◆ Your objective
Each entry below should be written out exactly as it is, with no pictures.
-=-=-=-=-
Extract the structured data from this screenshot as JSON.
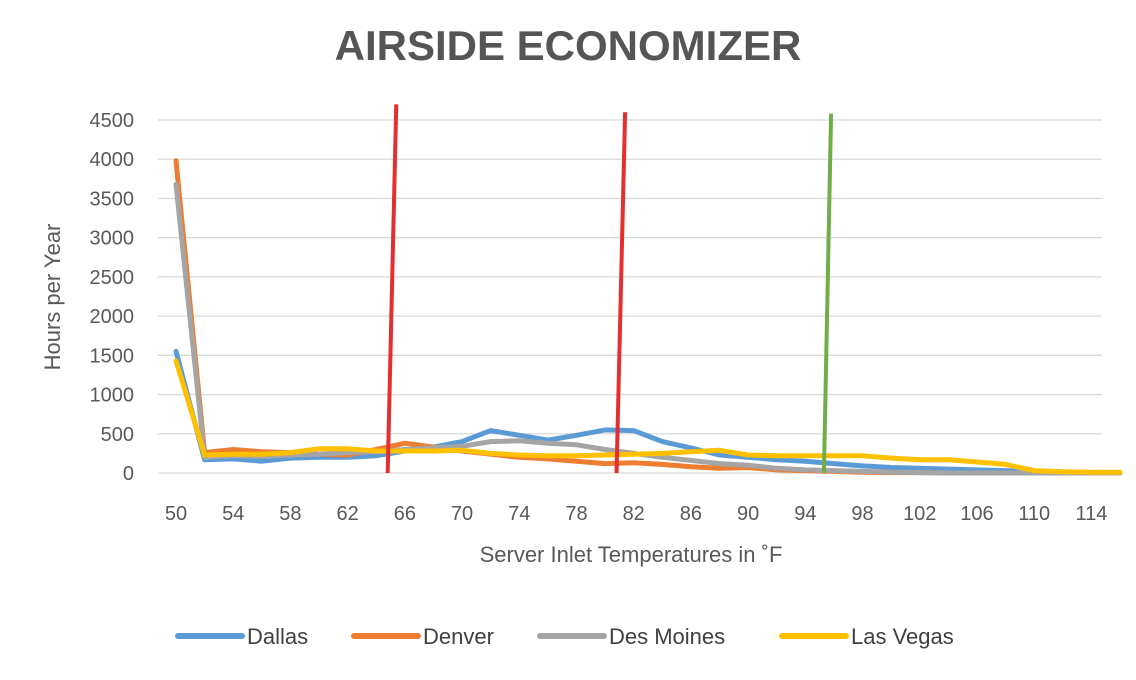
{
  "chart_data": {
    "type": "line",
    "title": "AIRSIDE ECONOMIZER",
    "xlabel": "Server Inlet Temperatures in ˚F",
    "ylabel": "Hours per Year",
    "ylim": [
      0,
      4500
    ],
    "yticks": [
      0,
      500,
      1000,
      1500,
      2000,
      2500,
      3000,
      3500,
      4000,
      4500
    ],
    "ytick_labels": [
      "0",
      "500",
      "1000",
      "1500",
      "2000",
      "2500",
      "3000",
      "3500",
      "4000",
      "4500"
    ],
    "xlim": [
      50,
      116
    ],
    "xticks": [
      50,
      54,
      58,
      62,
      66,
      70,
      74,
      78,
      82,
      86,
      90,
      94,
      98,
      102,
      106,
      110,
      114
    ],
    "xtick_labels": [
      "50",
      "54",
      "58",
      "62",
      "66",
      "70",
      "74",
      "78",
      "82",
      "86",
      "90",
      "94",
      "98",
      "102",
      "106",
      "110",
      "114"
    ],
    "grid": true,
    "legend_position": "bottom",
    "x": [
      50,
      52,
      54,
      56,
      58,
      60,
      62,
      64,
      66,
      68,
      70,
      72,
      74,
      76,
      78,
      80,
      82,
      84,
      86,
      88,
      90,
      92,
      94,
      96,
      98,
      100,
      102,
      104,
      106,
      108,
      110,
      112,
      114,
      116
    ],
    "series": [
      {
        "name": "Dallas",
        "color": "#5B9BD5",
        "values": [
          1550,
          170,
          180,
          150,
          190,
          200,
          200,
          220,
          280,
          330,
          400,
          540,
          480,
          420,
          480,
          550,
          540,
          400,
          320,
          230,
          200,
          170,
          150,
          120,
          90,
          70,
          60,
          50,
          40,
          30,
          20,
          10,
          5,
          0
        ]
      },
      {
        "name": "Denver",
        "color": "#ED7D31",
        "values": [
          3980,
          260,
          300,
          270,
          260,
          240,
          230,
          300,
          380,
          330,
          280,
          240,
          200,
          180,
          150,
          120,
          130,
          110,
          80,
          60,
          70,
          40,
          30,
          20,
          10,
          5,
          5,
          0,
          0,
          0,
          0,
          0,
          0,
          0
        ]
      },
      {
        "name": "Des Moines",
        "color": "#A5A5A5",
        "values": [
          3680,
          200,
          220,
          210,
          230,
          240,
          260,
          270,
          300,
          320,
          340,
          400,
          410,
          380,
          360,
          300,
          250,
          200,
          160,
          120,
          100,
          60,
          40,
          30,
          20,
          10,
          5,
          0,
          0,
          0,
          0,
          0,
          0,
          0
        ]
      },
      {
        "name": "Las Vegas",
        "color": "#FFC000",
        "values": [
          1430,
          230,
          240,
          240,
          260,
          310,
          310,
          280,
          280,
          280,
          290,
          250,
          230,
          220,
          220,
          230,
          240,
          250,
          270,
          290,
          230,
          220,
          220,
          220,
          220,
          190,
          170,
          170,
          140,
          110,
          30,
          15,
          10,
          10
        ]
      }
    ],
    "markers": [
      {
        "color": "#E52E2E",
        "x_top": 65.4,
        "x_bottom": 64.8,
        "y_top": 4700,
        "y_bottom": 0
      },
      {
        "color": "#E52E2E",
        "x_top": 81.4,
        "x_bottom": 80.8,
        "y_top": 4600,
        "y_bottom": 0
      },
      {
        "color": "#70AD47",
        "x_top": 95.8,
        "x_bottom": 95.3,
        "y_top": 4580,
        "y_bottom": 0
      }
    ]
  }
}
-=-=-=-=-
◆ Response to the task
Extract the structured data from this screenshot as JSON.
{
  "chart_data": {
    "type": "line",
    "title": "AIRSIDE ECONOMIZER",
    "xlabel": "Server Inlet Temperatures in ˚F",
    "ylabel": "Hours per Year",
    "ylim": [
      0,
      4500
    ],
    "yticks": [
      0,
      500,
      1000,
      1500,
      2000,
      2500,
      3000,
      3500,
      4000,
      4500
    ],
    "ytick_labels": [
      "0",
      "500",
      "1000",
      "1500",
      "2000",
      "2500",
      "3000",
      "3500",
      "4000",
      "4500"
    ],
    "xlim": [
      50,
      116
    ],
    "xticks": [
      50,
      54,
      58,
      62,
      66,
      70,
      74,
      78,
      82,
      86,
      90,
      94,
      98,
      102,
      106,
      110,
      114
    ],
    "xtick_labels": [
      "50",
      "54",
      "58",
      "62",
      "66",
      "70",
      "74",
      "78",
      "82",
      "86",
      "90",
      "94",
      "98",
      "102",
      "106",
      "110",
      "114"
    ],
    "grid": true,
    "legend_position": "bottom",
    "x": [
      50,
      52,
      54,
      56,
      58,
      60,
      62,
      64,
      66,
      68,
      70,
      72,
      74,
      76,
      78,
      80,
      82,
      84,
      86,
      88,
      90,
      92,
      94,
      96,
      98,
      100,
      102,
      104,
      106,
      108,
      110,
      112,
      114,
      116
    ],
    "series": [
      {
        "name": "Dallas",
        "color": "#5B9BD5",
        "values": [
          1550,
          170,
          180,
          150,
          190,
          200,
          200,
          220,
          280,
          330,
          400,
          540,
          480,
          420,
          480,
          550,
          540,
          400,
          320,
          230,
          200,
          170,
          150,
          120,
          90,
          70,
          60,
          50,
          40,
          30,
          20,
          10,
          5,
          0
        ]
      },
      {
        "name": "Denver",
        "color": "#ED7D31",
        "values": [
          3980,
          260,
          300,
          270,
          260,
          240,
          230,
          300,
          380,
          330,
          280,
          240,
          200,
          180,
          150,
          120,
          130,
          110,
          80,
          60,
          70,
          40,
          30,
          20,
          10,
          5,
          5,
          0,
          0,
          0,
          0,
          0,
          0,
          0
        ]
      },
      {
        "name": "Des Moines",
        "color": "#A5A5A5",
        "values": [
          3680,
          200,
          220,
          210,
          230,
          240,
          260,
          270,
          300,
          320,
          340,
          400,
          410,
          380,
          360,
          300,
          250,
          200,
          160,
          120,
          100,
          60,
          40,
          30,
          20,
          10,
          5,
          0,
          0,
          0,
          0,
          0,
          0,
          0
        ]
      },
      {
        "name": "Las Vegas",
        "color": "#FFC000",
        "values": [
          1430,
          230,
          240,
          240,
          260,
          310,
          310,
          280,
          280,
          280,
          290,
          250,
          230,
          220,
          220,
          230,
          240,
          250,
          270,
          290,
          230,
          220,
          220,
          220,
          220,
          190,
          170,
          170,
          140,
          110,
          30,
          15,
          10,
          10
        ]
      }
    ],
    "markers": [
      {
        "color": "#E52E2E",
        "x_top": 65.4,
        "x_bottom": 64.8,
        "y_top": 4700,
        "y_bottom": 0
      },
      {
        "color": "#E52E2E",
        "x_top": 81.4,
        "x_bottom": 80.8,
        "y_top": 4600,
        "y_bottom": 0
      },
      {
        "color": "#70AD47",
        "x_top": 95.8,
        "x_bottom": 95.3,
        "y_top": 4580,
        "y_bottom": 0
      }
    ]
  }
}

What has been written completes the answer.